— Problem to work on —
Without including any pictures, write out the listing below exactly.

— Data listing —
* begin *

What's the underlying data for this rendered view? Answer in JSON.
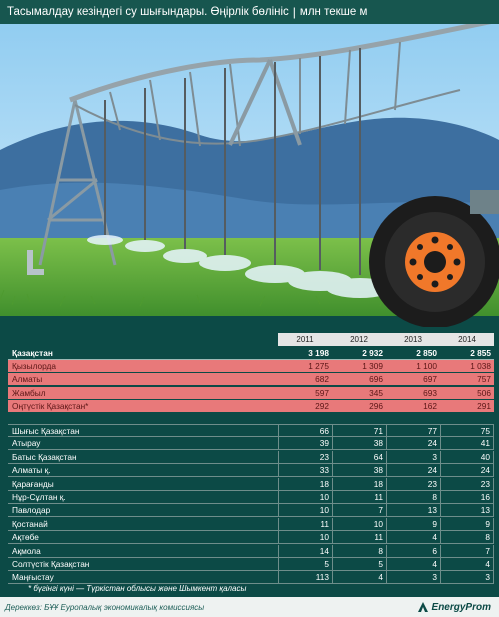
{
  "header": {
    "title": "Тасымалдау кезіндегі су шығындары. Өңірлік бөлініс",
    "separator": "|",
    "unit": "млн текше м"
  },
  "chart_data": {
    "type": "table",
    "columns": [
      "2011",
      "2012",
      "2013",
      "2014"
    ],
    "total": {
      "name": "Қазақстан",
      "values": [
        "3 198",
        "2 932",
        "2 850",
        "2 855"
      ]
    },
    "highlighted_rows": [
      {
        "name": "Қызылорда",
        "values": [
          "1 275",
          "1 309",
          "1 100",
          "1 038"
        ]
      },
      {
        "name": "Алматы",
        "values": [
          "682",
          "696",
          "697",
          "757"
        ]
      },
      {
        "name": "Жамбыл",
        "values": [
          "597",
          "345",
          "693",
          "506"
        ]
      },
      {
        "name": "Оңтүстік Қазақстан*",
        "values": [
          "292",
          "296",
          "162",
          "291"
        ]
      }
    ],
    "rows": [
      {
        "name": "Шығыс Қазақстан",
        "values": [
          "66",
          "71",
          "77",
          "75"
        ]
      },
      {
        "name": "Атырау",
        "values": [
          "39",
          "38",
          "24",
          "41"
        ]
      },
      {
        "name": "Батыс Қазақстан",
        "values": [
          "23",
          "64",
          "3",
          "40"
        ]
      },
      {
        "name": "Алматы қ.",
        "values": [
          "33",
          "38",
          "24",
          "24"
        ]
      },
      {
        "name": "Қарағанды",
        "values": [
          "18",
          "18",
          "23",
          "23"
        ]
      },
      {
        "name": "Нұр-Сұлтан қ.",
        "values": [
          "10",
          "11",
          "8",
          "16"
        ]
      },
      {
        "name": "Павлодар",
        "values": [
          "10",
          "7",
          "13",
          "13"
        ]
      },
      {
        "name": "Қостанай",
        "values": [
          "11",
          "10",
          "9",
          "9"
        ]
      },
      {
        "name": "Ақтөбе",
        "values": [
          "10",
          "11",
          "4",
          "8"
        ]
      },
      {
        "name": "Ақмола",
        "values": [
          "14",
          "8",
          "6",
          "7"
        ]
      },
      {
        "name": "Солтүстік Қазақстан",
        "values": [
          "5",
          "5",
          "4",
          "4"
        ]
      },
      {
        "name": "Маңғыстау",
        "values": [
          "113",
          "4",
          "3",
          "3"
        ]
      }
    ]
  },
  "footnote": "* бүгінгі күні — Түркістан облысы және Шымкент қаласы",
  "source": "Дереккөз: БҰҰ Еуропалық экономикалық комиссиясы",
  "brand": "EnergyProm",
  "colors": {
    "background": "#0c4a46",
    "highlight": "#e8797a",
    "header_cell": "#e5e5e5",
    "sky": "#a9d7f2",
    "grass": "#5dae3c"
  }
}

* end *

— Task result —
What's the underlying data for this rendered view? Answer in JSON.
{
  "header": {
    "title": "Тасымалдау кезіндегі су шығындары. Өңірлік бөлініс",
    "separator": "|",
    "unit": "млн текше м"
  },
  "chart_data": {
    "type": "table",
    "columns": [
      "2011",
      "2012",
      "2013",
      "2014"
    ],
    "total": {
      "name": "Қазақстан",
      "values": [
        "3 198",
        "2 932",
        "2 850",
        "2 855"
      ]
    },
    "highlighted_rows": [
      {
        "name": "Қызылорда",
        "values": [
          "1 275",
          "1 309",
          "1 100",
          "1 038"
        ]
      },
      {
        "name": "Алматы",
        "values": [
          "682",
          "696",
          "697",
          "757"
        ]
      },
      {
        "name": "Жамбыл",
        "values": [
          "597",
          "345",
          "693",
          "506"
        ]
      },
      {
        "name": "Оңтүстік Қазақстан*",
        "values": [
          "292",
          "296",
          "162",
          "291"
        ]
      }
    ],
    "rows": [
      {
        "name": "Шығыс Қазақстан",
        "values": [
          "66",
          "71",
          "77",
          "75"
        ]
      },
      {
        "name": "Атырау",
        "values": [
          "39",
          "38",
          "24",
          "41"
        ]
      },
      {
        "name": "Батыс Қазақстан",
        "values": [
          "23",
          "64",
          "3",
          "40"
        ]
      },
      {
        "name": "Алматы қ.",
        "values": [
          "33",
          "38",
          "24",
          "24"
        ]
      },
      {
        "name": "Қарағанды",
        "values": [
          "18",
          "18",
          "23",
          "23"
        ]
      },
      {
        "name": "Нұр-Сұлтан қ.",
        "values": [
          "10",
          "11",
          "8",
          "16"
        ]
      },
      {
        "name": "Павлодар",
        "values": [
          "10",
          "7",
          "13",
          "13"
        ]
      },
      {
        "name": "Қостанай",
        "values": [
          "11",
          "10",
          "9",
          "9"
        ]
      },
      {
        "name": "Ақтөбе",
        "values": [
          "10",
          "11",
          "4",
          "8"
        ]
      },
      {
        "name": "Ақмола",
        "values": [
          "14",
          "8",
          "6",
          "7"
        ]
      },
      {
        "name": "Солтүстік Қазақстан",
        "values": [
          "5",
          "5",
          "4",
          "4"
        ]
      },
      {
        "name": "Маңғыстау",
        "values": [
          "113",
          "4",
          "3",
          "3"
        ]
      }
    ]
  },
  "footnote": "* бүгінгі күні — Түркістан облысы және Шымкент қаласы",
  "source": "Дереккөз: БҰҰ Еуропалық экономикалық комиссиясы",
  "brand": "EnergyProm",
  "colors": {
    "background": "#0c4a46",
    "highlight": "#e8797a",
    "header_cell": "#e5e5e5",
    "sky": "#a9d7f2",
    "grass": "#5dae3c"
  }
}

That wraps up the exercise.